● Instructions for the task
With the images removed, repeat the data below exactly.

+===+

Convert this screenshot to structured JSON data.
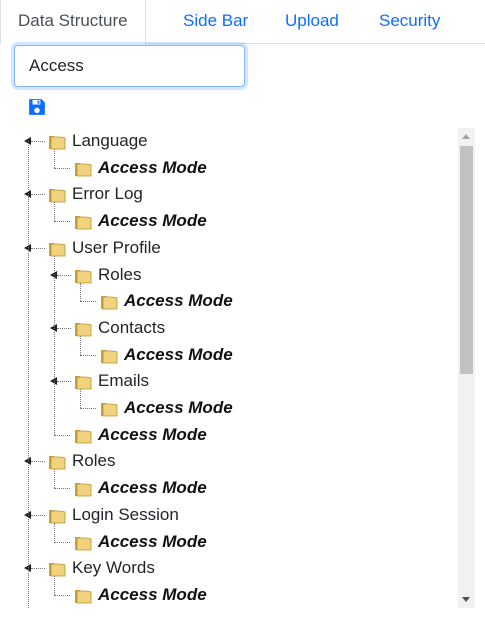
{
  "tabs": [
    {
      "label": "Data Structure",
      "active": true
    },
    {
      "label": "Side Bar",
      "active": false
    },
    {
      "label": "Upload",
      "active": false
    },
    {
      "label": "Security",
      "active": false
    }
  ],
  "search": {
    "value": "Access",
    "placeholder": ""
  },
  "toolbar": {
    "save_icon": "save-icon"
  },
  "tree": [
    {
      "label": "Language",
      "bold": false,
      "level": 0
    },
    {
      "label": "Access Mode",
      "bold": true,
      "level": 1
    },
    {
      "label": "Error Log",
      "bold": false,
      "level": 0
    },
    {
      "label": "Access Mode",
      "bold": true,
      "level": 1
    },
    {
      "label": "User Profile",
      "bold": false,
      "level": 0
    },
    {
      "label": "Roles",
      "bold": false,
      "level": 1
    },
    {
      "label": "Access Mode",
      "bold": true,
      "level": 2
    },
    {
      "label": "Contacts",
      "bold": false,
      "level": 1
    },
    {
      "label": "Access Mode",
      "bold": true,
      "level": 2
    },
    {
      "label": "Emails",
      "bold": false,
      "level": 1
    },
    {
      "label": "Access Mode",
      "bold": true,
      "level": 2
    },
    {
      "label": "Access Mode",
      "bold": true,
      "level": 1
    },
    {
      "label": "Roles",
      "bold": false,
      "level": 0
    },
    {
      "label": "Access Mode",
      "bold": true,
      "level": 1
    },
    {
      "label": "Login Session",
      "bold": false,
      "level": 0
    },
    {
      "label": "Access Mode",
      "bold": true,
      "level": 1
    },
    {
      "label": "Key Words",
      "bold": false,
      "level": 0
    },
    {
      "label": "Access Mode",
      "bold": true,
      "level": 1
    }
  ],
  "colors": {
    "link": "#0d6efd",
    "folder": "#e8c66a",
    "save_icon": "#0d6efd"
  }
}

+===+

● Expected answer
Convert this screenshot to structured JSON data.
{
  "tabs": [
    {
      "label": "Data Structure",
      "active": true
    },
    {
      "label": "Side Bar",
      "active": false
    },
    {
      "label": "Upload",
      "active": false
    },
    {
      "label": "Security",
      "active": false
    }
  ],
  "search": {
    "value": "Access",
    "placeholder": ""
  },
  "toolbar": {
    "save_icon": "save-icon"
  },
  "tree": [
    {
      "label": "Language",
      "bold": false,
      "level": 0
    },
    {
      "label": "Access Mode",
      "bold": true,
      "level": 1
    },
    {
      "label": "Error Log",
      "bold": false,
      "level": 0
    },
    {
      "label": "Access Mode",
      "bold": true,
      "level": 1
    },
    {
      "label": "User Profile",
      "bold": false,
      "level": 0
    },
    {
      "label": "Roles",
      "bold": false,
      "level": 1
    },
    {
      "label": "Access Mode",
      "bold": true,
      "level": 2
    },
    {
      "label": "Contacts",
      "bold": false,
      "level": 1
    },
    {
      "label": "Access Mode",
      "bold": true,
      "level": 2
    },
    {
      "label": "Emails",
      "bold": false,
      "level": 1
    },
    {
      "label": "Access Mode",
      "bold": true,
      "level": 2
    },
    {
      "label": "Access Mode",
      "bold": true,
      "level": 1
    },
    {
      "label": "Roles",
      "bold": false,
      "level": 0
    },
    {
      "label": "Access Mode",
      "bold": true,
      "level": 1
    },
    {
      "label": "Login Session",
      "bold": false,
      "level": 0
    },
    {
      "label": "Access Mode",
      "bold": true,
      "level": 1
    },
    {
      "label": "Key Words",
      "bold": false,
      "level": 0
    },
    {
      "label": "Access Mode",
      "bold": true,
      "level": 1
    }
  ],
  "colors": {
    "link": "#0d6efd",
    "folder": "#e8c66a",
    "save_icon": "#0d6efd"
  }
}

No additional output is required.